● **EXERCISE DESCRIPTION**: Return the listing lines starting with the line that contains "Localize 30 of" and going on through the line that contains "battery-indicator: 85 bbox=[366, 18, 389, 30]", copying them without any change and leaving the pictures out of your answer.

● **ENTRIES SUPPLIED**:
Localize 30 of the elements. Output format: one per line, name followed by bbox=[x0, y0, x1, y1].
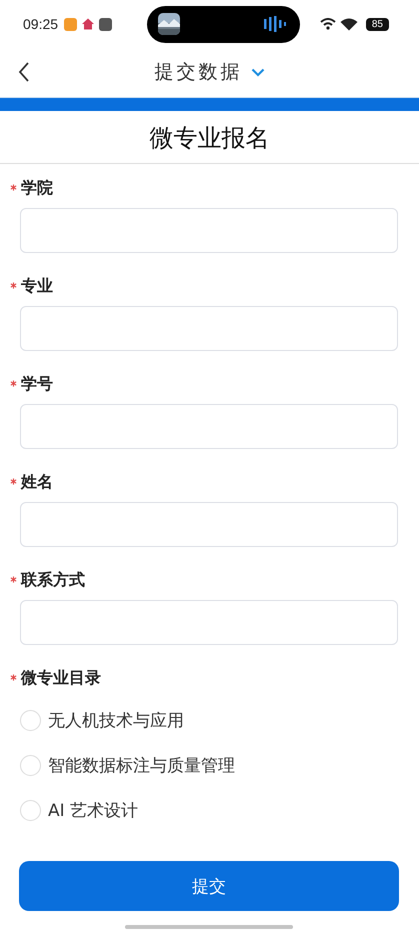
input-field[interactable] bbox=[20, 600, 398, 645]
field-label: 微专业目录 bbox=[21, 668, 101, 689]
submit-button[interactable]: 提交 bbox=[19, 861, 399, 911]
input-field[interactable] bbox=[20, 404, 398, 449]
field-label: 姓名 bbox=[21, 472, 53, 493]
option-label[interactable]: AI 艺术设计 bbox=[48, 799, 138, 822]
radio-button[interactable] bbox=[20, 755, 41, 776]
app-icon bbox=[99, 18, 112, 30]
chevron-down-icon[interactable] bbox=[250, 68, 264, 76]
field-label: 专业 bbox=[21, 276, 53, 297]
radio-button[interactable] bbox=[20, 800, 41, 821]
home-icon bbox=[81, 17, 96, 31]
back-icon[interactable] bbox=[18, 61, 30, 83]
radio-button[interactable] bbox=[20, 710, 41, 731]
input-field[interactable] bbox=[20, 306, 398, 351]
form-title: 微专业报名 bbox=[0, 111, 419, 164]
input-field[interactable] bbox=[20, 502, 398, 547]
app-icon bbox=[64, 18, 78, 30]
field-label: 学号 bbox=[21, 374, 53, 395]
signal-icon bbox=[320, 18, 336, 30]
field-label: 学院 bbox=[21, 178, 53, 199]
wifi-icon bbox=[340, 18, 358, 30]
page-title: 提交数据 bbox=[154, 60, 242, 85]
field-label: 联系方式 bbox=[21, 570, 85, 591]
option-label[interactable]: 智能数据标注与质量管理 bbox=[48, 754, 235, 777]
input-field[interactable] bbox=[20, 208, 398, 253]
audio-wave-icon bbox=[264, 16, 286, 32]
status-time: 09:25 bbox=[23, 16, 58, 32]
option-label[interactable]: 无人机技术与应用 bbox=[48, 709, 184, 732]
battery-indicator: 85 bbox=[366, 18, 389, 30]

--

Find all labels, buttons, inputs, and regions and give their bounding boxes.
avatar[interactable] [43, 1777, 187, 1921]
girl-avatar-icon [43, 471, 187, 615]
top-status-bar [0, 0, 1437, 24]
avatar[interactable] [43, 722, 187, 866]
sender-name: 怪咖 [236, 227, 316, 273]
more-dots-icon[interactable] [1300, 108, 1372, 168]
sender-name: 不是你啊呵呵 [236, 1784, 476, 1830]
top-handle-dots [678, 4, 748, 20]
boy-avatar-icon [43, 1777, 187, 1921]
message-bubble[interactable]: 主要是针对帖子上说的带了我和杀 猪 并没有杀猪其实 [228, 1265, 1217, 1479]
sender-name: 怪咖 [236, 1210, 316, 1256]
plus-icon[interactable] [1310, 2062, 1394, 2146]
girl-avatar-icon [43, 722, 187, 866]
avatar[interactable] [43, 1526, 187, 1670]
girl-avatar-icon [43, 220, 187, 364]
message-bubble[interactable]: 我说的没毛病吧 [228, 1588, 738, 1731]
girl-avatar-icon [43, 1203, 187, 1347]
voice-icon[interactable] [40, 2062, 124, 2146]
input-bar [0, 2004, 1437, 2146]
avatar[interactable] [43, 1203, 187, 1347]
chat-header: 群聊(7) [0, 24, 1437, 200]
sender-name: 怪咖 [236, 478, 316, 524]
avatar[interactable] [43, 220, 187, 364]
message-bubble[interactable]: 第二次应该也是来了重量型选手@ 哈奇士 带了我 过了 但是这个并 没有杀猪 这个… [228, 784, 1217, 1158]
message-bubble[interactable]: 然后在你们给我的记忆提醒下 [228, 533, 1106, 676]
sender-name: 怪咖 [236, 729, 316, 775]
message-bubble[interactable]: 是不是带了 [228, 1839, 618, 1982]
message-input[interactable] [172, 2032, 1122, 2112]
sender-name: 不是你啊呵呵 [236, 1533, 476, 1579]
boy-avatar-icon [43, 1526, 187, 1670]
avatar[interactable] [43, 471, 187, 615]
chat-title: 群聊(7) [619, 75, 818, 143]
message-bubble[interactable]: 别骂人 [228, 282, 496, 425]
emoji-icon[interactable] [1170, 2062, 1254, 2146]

● **TASK ANSWER**:
Localize 30 of the elements. Output format: one per line, name followed by bbox=[x0, y0, x1, y1].
input-field[interactable] bbox=[20, 600, 398, 645]
field-label: 微专业目录 bbox=[21, 668, 101, 689]
submit-button[interactable]: 提交 bbox=[19, 861, 399, 911]
input-field[interactable] bbox=[20, 404, 398, 449]
field-label: 姓名 bbox=[21, 472, 53, 493]
option-label[interactable]: AI 艺术设计 bbox=[48, 799, 138, 822]
radio-button[interactable] bbox=[20, 755, 41, 776]
app-icon bbox=[99, 18, 112, 30]
chevron-down-icon[interactable] bbox=[250, 68, 264, 76]
field-label: 专业 bbox=[21, 276, 53, 297]
radio-button[interactable] bbox=[20, 800, 41, 821]
home-icon bbox=[81, 17, 96, 31]
back-icon[interactable] bbox=[18, 61, 30, 83]
radio-button[interactable] bbox=[20, 710, 41, 731]
input-field[interactable] bbox=[20, 306, 398, 351]
form-title: 微专业报名 bbox=[0, 111, 419, 164]
input-field[interactable] bbox=[20, 502, 398, 547]
app-icon bbox=[64, 18, 78, 30]
field-label: 学号 bbox=[21, 374, 53, 395]
signal-icon bbox=[320, 18, 336, 30]
field-label: 学院 bbox=[21, 178, 53, 199]
wifi-icon bbox=[340, 18, 358, 30]
page-title: 提交数据 bbox=[154, 60, 242, 85]
field-label: 联系方式 bbox=[21, 570, 85, 591]
option-label[interactable]: 智能数据标注与质量管理 bbox=[48, 754, 235, 777]
input-field[interactable] bbox=[20, 208, 398, 253]
audio-wave-icon bbox=[264, 16, 286, 32]
status-time: 09:25 bbox=[23, 16, 58, 32]
option-label[interactable]: 无人机技术与应用 bbox=[48, 709, 184, 732]
battery-indicator: 85 bbox=[366, 18, 389, 30]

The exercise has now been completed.